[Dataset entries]
= = =

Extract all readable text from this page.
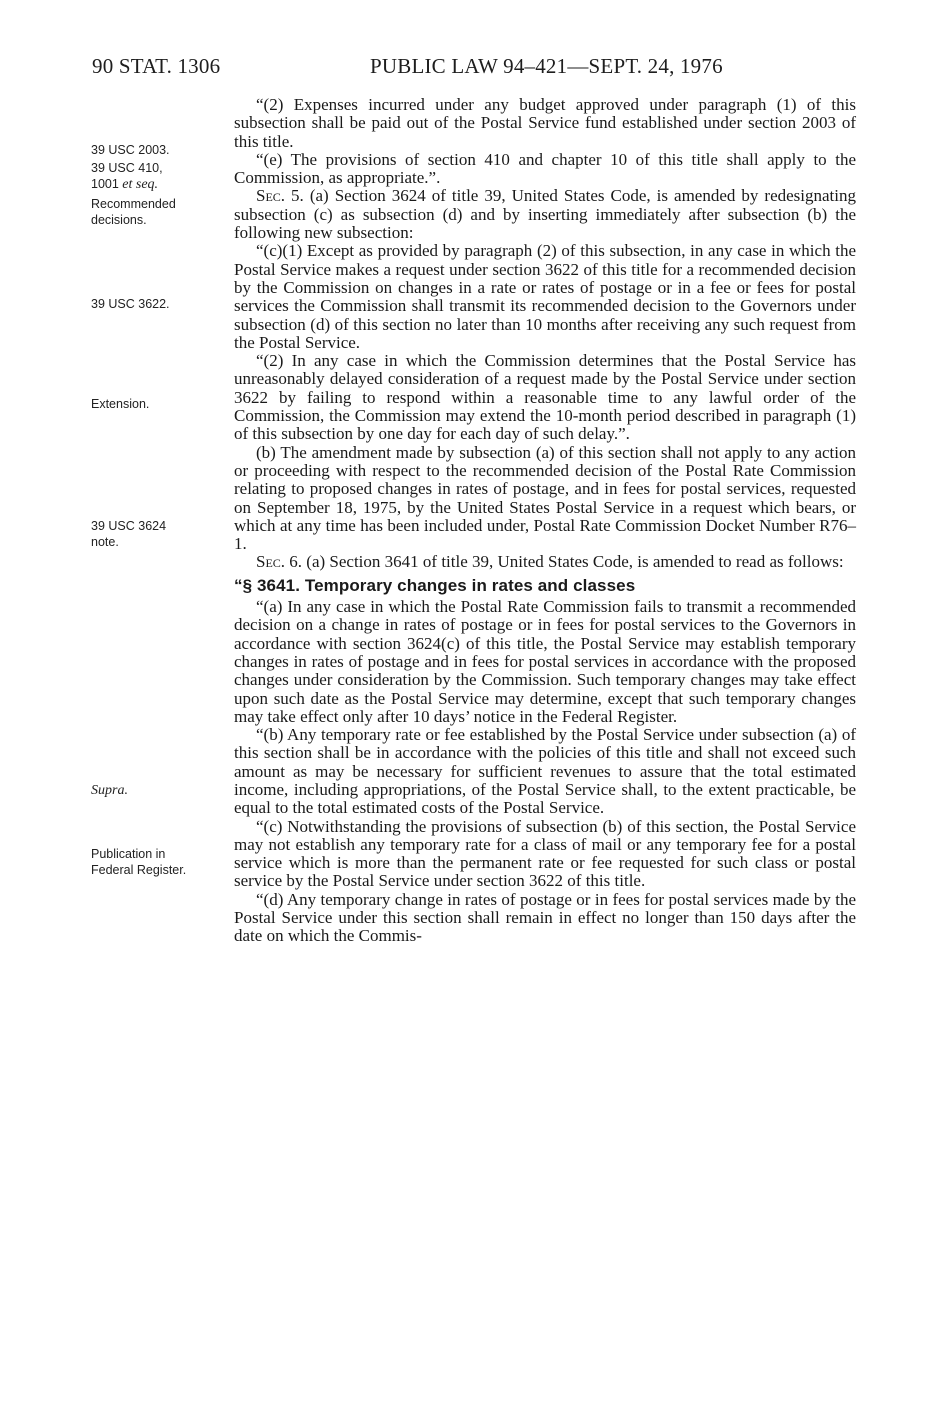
90 STAT. 1306	PUBLIC LAW 94–421—SEPT. 24, 1976
39 USC 2003.
39 USC 410,
1001 et seq.
Recommended
decisions.
39 USC 3622.
Extension.
39 USC 3624
note.
Supra.
Publication in
Federal Register.

“(2) Expenses incurred under any budget approved under paragraph (1) of this subsection shall be paid out of the Postal Service fund established under section 2003 of this title.

“(e) The provisions of section 410 and chapter 10 of this title shall apply to the Commission, as appropriate.”.

Sec. 5. (a) Section 3624 of title 39, United States Code, is amended by redesignating subsection (c) as subsection (d) and by inserting immediately after subsection (b) the following new subsection:

“(c)(1) Except as provided by paragraph (2) of this subsection, in any case in which the Postal Service makes a request under section 3622 of this title for a recommended decision by the Commission on changes in a rate or rates of postage or in a fee or fees for postal services the Commission shall transmit its recommended decision to the Governors under subsection (d) of this section no later than 10 months after receiving any such request from the Postal Service.

“(2) In any case in which the Commission determines that the Postal Service has unreasonably delayed consideration of a request made by the Postal Service under section 3622 by failing to respond within a reasonable time to any lawful order of the Commission, the Commission may extend the 10-month period described in paragraph (1) of this subsection by one day for each day of such delay.”.

(b) The amendment made by subsection (a) of this section shall not apply to any action or proceeding with respect to the recommended decision of the Postal Rate Commission relating to proposed changes in rates of postage, and in fees for postal services, requested on September 18, 1975, by the United States Postal Service in a request which bears, or which at any time has been included under, Postal Rate Commission Docket Number R76–1.

Sec. 6. (a) Section 3641 of title 39, United States Code, is amended to read as follows:

“§ 3641. Temporary changes in rates and classes

“(a) In any case in which the Postal Rate Commission fails to transmit a recommended decision on a change in rates of postage or in fees for postal services to the Governors in accordance with section 3624(c) of this title, the Postal Service may establish temporary changes in rates of postage and in fees for postal services in accordance with the proposed changes under consideration by the Commission. Such temporary changes may take effect upon such date as the Postal Service may determine, except that such temporary changes may take effect only after 10 days’ notice in the Federal Register.

“(b) Any temporary rate or fee established by the Postal Service under subsection (a) of this section shall be in accordance with the policies of this title and shall not exceed such amount as may be necessary for sufficient revenues to assure that the total estimated income, including appropriations, of the Postal Service shall, to the extent practicable, be equal to the total estimated costs of the Postal Service.

“(c) Notwithstanding the provisions of subsection (b) of this section, the Postal Service may not establish any temporary rate for a class of mail or any temporary fee for a postal service which is more than the permanent rate or fee requested for such class or postal service by the Postal Service under section 3622 of this title.

“(d) Any temporary change in rates of postage or in fees for postal services made by the Postal Service under this section shall remain in effect no longer than 150 days after the date on which the Commis-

= = =

Exercise brief: Quote every record above exactly, leaving out any pictures.

Final result:
Extract all readable text from this page.
90 STAT. 1306	PUBLIC LAW 94–421—SEPT. 24, 1976
39 USC 2003.
39 USC 410,
1001 et seq.
Recommended
decisions.
39 USC 3622.
Extension.
39 USC 3624
note.
Supra.
Publication in
Federal Register.

“(2) Expenses incurred under any budget approved under paragraph (1) of this subsection shall be paid out of the Postal Service fund established under section 2003 of this title.

“(e) The provisions of section 410 and chapter 10 of this title shall apply to the Commission, as appropriate.”.

Sec. 5. (a) Section 3624 of title 39, United States Code, is amended by redesignating subsection (c) as subsection (d) and by inserting immediately after subsection (b) the following new subsection:

“(c)(1) Except as provided by paragraph (2) of this subsection, in any case in which the Postal Service makes a request under section 3622 of this title for a recommended decision by the Commission on changes in a rate or rates of postage or in a fee or fees for postal services the Commission shall transmit its recommended decision to the Governors under subsection (d) of this section no later than 10 months after receiving any such request from the Postal Service.

“(2) In any case in which the Commission determines that the Postal Service has unreasonably delayed consideration of a request made by the Postal Service under section 3622 by failing to respond within a reasonable time to any lawful order of the Commission, the Commission may extend the 10-month period described in paragraph (1) of this subsection by one day for each day of such delay.”.

(b) The amendment made by subsection (a) of this section shall not apply to any action or proceeding with respect to the recommended decision of the Postal Rate Commission relating to proposed changes in rates of postage, and in fees for postal services, requested on September 18, 1975, by the United States Postal Service in a request which bears, or which at any time has been included under, Postal Rate Commission Docket Number R76–1.

Sec. 6. (a) Section 3641 of title 39, United States Code, is amended to read as follows:

“§ 3641. Temporary changes in rates and classes

“(a) In any case in which the Postal Rate Commission fails to transmit a recommended decision on a change in rates of postage or in fees for postal services to the Governors in accordance with section 3624(c) of this title, the Postal Service may establish temporary changes in rates of postage and in fees for postal services in accordance with the proposed changes under consideration by the Commission. Such temporary changes may take effect upon such date as the Postal Service may determine, except that such temporary changes may take effect only after 10 days’ notice in the Federal Register.

“(b) Any temporary rate or fee established by the Postal Service under subsection (a) of this section shall be in accordance with the policies of this title and shall not exceed such amount as may be necessary for sufficient revenues to assure that the total estimated income, including appropriations, of the Postal Service shall, to the extent practicable, be equal to the total estimated costs of the Postal Service.

“(c) Notwithstanding the provisions of subsection (b) of this section, the Postal Service may not establish any temporary rate for a class of mail or any temporary fee for a postal service which is more than the permanent rate or fee requested for such class or postal service by the Postal Service under section 3622 of this title.

“(d) Any temporary change in rates of postage or in fees for postal services made by the Postal Service under this section shall remain in effect no longer than 150 days after the date on which the Commis-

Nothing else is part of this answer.